• [Instructions for the task]: Restate each line of the listing exactly, without carrying over any pictures.

• [Stored entries]:
★ ★ ★ ★ ★

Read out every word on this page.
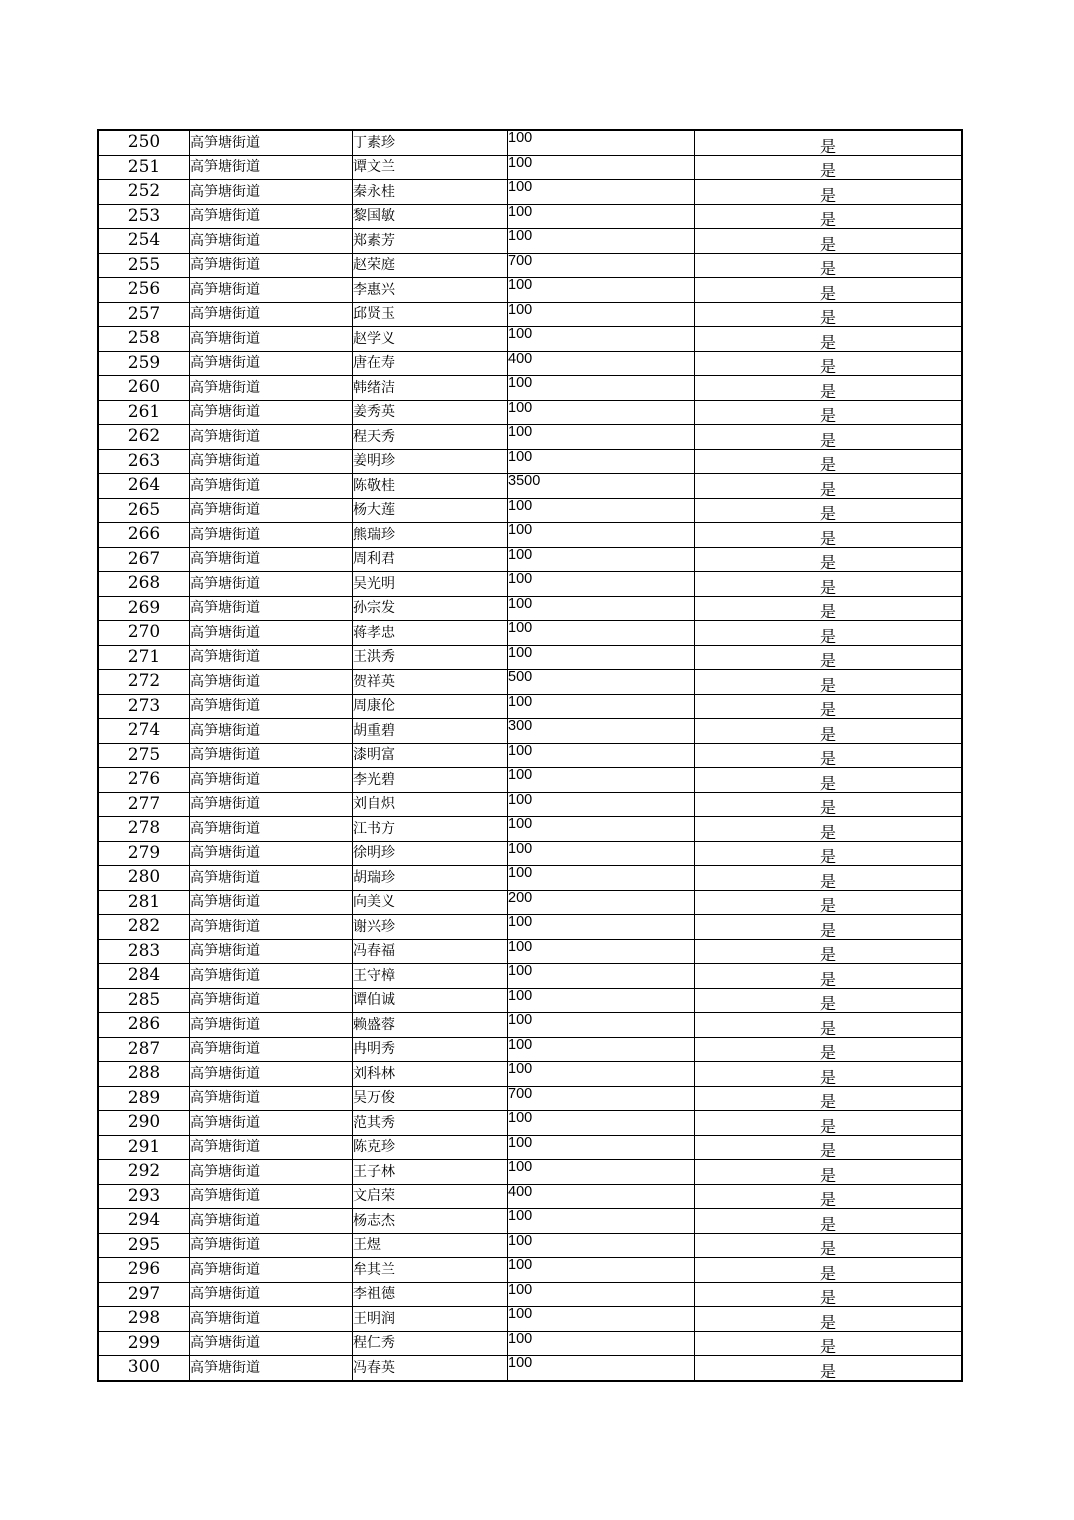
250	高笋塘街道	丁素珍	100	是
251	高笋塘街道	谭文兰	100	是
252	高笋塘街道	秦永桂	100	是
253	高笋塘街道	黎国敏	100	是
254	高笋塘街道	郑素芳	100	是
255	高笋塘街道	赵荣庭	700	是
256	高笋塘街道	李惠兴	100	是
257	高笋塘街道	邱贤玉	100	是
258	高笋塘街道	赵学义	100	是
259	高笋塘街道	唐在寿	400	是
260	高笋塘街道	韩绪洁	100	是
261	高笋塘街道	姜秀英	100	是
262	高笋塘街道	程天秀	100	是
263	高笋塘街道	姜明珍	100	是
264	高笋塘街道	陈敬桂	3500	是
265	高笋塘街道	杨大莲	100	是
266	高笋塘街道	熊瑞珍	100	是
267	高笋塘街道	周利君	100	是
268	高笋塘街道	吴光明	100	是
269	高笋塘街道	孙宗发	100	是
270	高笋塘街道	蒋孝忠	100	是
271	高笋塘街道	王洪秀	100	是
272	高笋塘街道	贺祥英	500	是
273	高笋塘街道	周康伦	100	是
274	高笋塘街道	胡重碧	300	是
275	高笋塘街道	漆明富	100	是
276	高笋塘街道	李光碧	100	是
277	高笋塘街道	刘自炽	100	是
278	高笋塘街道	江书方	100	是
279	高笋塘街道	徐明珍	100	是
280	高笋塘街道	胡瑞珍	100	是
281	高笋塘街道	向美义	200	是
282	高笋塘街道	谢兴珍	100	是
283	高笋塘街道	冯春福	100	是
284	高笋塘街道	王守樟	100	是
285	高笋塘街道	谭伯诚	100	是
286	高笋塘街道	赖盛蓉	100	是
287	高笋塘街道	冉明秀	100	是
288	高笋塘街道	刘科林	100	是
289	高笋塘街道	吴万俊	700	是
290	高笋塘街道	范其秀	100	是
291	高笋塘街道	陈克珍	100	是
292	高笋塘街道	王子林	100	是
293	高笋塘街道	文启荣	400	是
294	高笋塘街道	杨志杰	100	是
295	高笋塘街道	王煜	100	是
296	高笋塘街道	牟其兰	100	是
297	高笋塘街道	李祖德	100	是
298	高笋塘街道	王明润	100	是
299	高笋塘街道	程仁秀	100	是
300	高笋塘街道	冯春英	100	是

★ ★ ★ ★ ★

• [Output of the exercise]:
Read out every word on this page.
250	高笋塘街道	丁素珍	100	是
251	高笋塘街道	谭文兰	100	是
252	高笋塘街道	秦永桂	100	是
253	高笋塘街道	黎国敏	100	是
254	高笋塘街道	郑素芳	100	是
255	高笋塘街道	赵荣庭	700	是
256	高笋塘街道	李惠兴	100	是
257	高笋塘街道	邱贤玉	100	是
258	高笋塘街道	赵学义	100	是
259	高笋塘街道	唐在寿	400	是
260	高笋塘街道	韩绪洁	100	是
261	高笋塘街道	姜秀英	100	是
262	高笋塘街道	程天秀	100	是
263	高笋塘街道	姜明珍	100	是
264	高笋塘街道	陈敬桂	3500	是
265	高笋塘街道	杨大莲	100	是
266	高笋塘街道	熊瑞珍	100	是
267	高笋塘街道	周利君	100	是
268	高笋塘街道	吴光明	100	是
269	高笋塘街道	孙宗发	100	是
270	高笋塘街道	蒋孝忠	100	是
271	高笋塘街道	王洪秀	100	是
272	高笋塘街道	贺祥英	500	是
273	高笋塘街道	周康伦	100	是
274	高笋塘街道	胡重碧	300	是
275	高笋塘街道	漆明富	100	是
276	高笋塘街道	李光碧	100	是
277	高笋塘街道	刘自炽	100	是
278	高笋塘街道	江书方	100	是
279	高笋塘街道	徐明珍	100	是
280	高笋塘街道	胡瑞珍	100	是
281	高笋塘街道	向美义	200	是
282	高笋塘街道	谢兴珍	100	是
283	高笋塘街道	冯春福	100	是
284	高笋塘街道	王守樟	100	是
285	高笋塘街道	谭伯诚	100	是
286	高笋塘街道	赖盛蓉	100	是
287	高笋塘街道	冉明秀	100	是
288	高笋塘街道	刘科林	100	是
289	高笋塘街道	吴万俊	700	是
290	高笋塘街道	范其秀	100	是
291	高笋塘街道	陈克珍	100	是
292	高笋塘街道	王子林	100	是
293	高笋塘街道	文启荣	400	是
294	高笋塘街道	杨志杰	100	是
295	高笋塘街道	王煜	100	是
296	高笋塘街道	牟其兰	100	是
297	高笋塘街道	李祖德	100	是
298	高笋塘街道	王明润	100	是
299	高笋塘街道	程仁秀	100	是
300	高笋塘街道	冯春英	100	是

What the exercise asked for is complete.